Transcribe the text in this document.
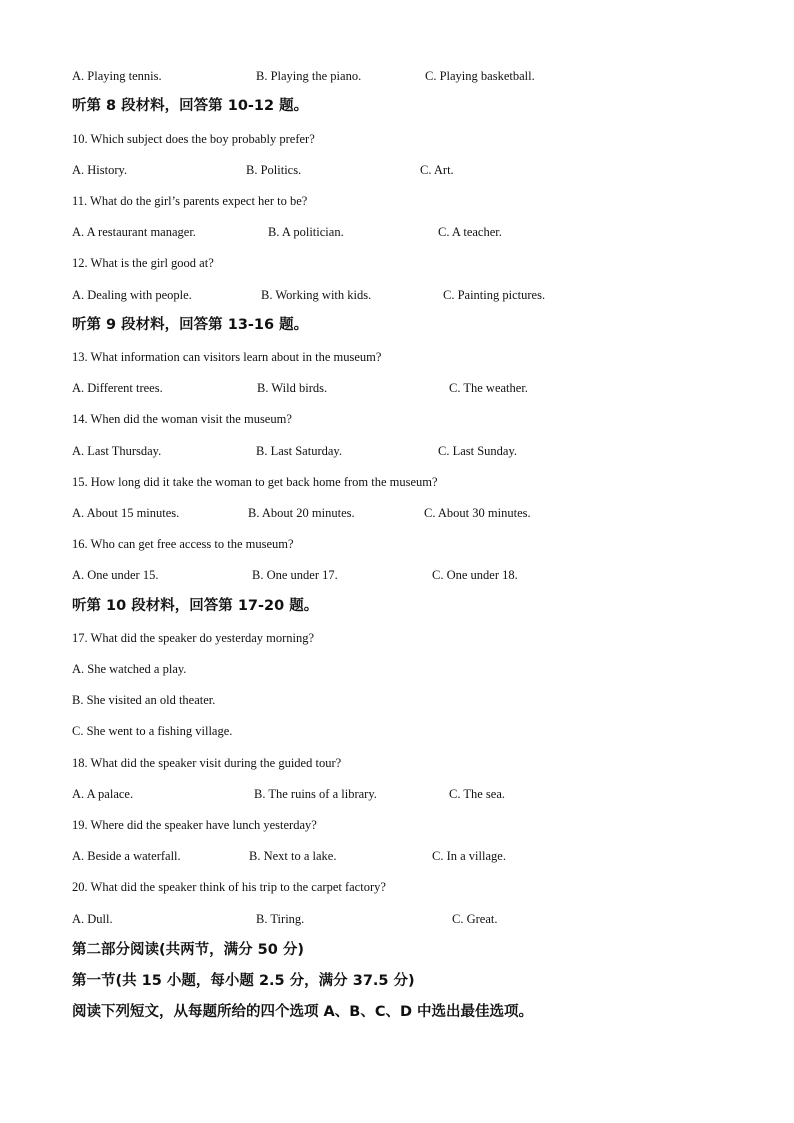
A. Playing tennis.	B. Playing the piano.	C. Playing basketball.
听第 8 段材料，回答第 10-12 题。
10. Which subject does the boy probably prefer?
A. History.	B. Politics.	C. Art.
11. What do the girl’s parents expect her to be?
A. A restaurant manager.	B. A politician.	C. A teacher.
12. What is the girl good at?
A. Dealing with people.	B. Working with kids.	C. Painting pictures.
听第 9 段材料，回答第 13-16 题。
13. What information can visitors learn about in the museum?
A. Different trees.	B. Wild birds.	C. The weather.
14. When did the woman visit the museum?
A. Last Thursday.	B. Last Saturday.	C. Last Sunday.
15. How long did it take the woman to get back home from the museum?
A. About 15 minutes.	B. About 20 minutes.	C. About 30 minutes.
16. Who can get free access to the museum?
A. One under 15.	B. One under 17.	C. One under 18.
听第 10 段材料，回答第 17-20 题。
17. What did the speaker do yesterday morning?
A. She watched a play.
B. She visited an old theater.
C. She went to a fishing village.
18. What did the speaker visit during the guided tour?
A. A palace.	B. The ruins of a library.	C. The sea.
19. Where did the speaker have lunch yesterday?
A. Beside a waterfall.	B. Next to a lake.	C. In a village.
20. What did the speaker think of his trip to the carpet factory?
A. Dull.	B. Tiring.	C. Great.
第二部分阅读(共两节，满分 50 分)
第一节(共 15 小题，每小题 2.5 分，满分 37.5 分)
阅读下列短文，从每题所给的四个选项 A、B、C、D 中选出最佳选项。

• **Given problem**:
Skip every picture and transcribe the data above exactly.

• **Completed task**:
Transcribe the text in this document.
A. Playing tennis.	B. Playing the piano.	C. Playing basketball.
听第 8 段材料，回答第 10-12 题。
10. Which subject does the boy probably prefer?
A. History.	B. Politics.	C. Art.
11. What do the girl’s parents expect her to be?
A. A restaurant manager.	B. A politician.	C. A teacher.
12. What is the girl good at?
A. Dealing with people.	B. Working with kids.	C. Painting pictures.
听第 9 段材料，回答第 13-16 题。
13. What information can visitors learn about in the museum?
A. Different trees.	B. Wild birds.	C. The weather.
14. When did the woman visit the museum?
A. Last Thursday.	B. Last Saturday.	C. Last Sunday.
15. How long did it take the woman to get back home from the museum?
A. About 15 minutes.	B. About 20 minutes.	C. About 30 minutes.
16. Who can get free access to the museum?
A. One under 15.	B. One under 17.	C. One under 18.
听第 10 段材料，回答第 17-20 题。
17. What did the speaker do yesterday morning?
A. She watched a play.
B. She visited an old theater.
C. She went to a fishing village.
18. What did the speaker visit during the guided tour?
A. A palace.	B. The ruins of a library.	C. The sea.
19. Where did the speaker have lunch yesterday?
A. Beside a waterfall.	B. Next to a lake.	C. In a village.
20. What did the speaker think of his trip to the carpet factory?
A. Dull.	B. Tiring.	C. Great.
第二部分阅读(共两节，满分 50 分)
第一节(共 15 小题，每小题 2.5 分，满分 37.5 分)
阅读下列短文，从每题所给的四个选项 A、B、C、D 中选出最佳选项。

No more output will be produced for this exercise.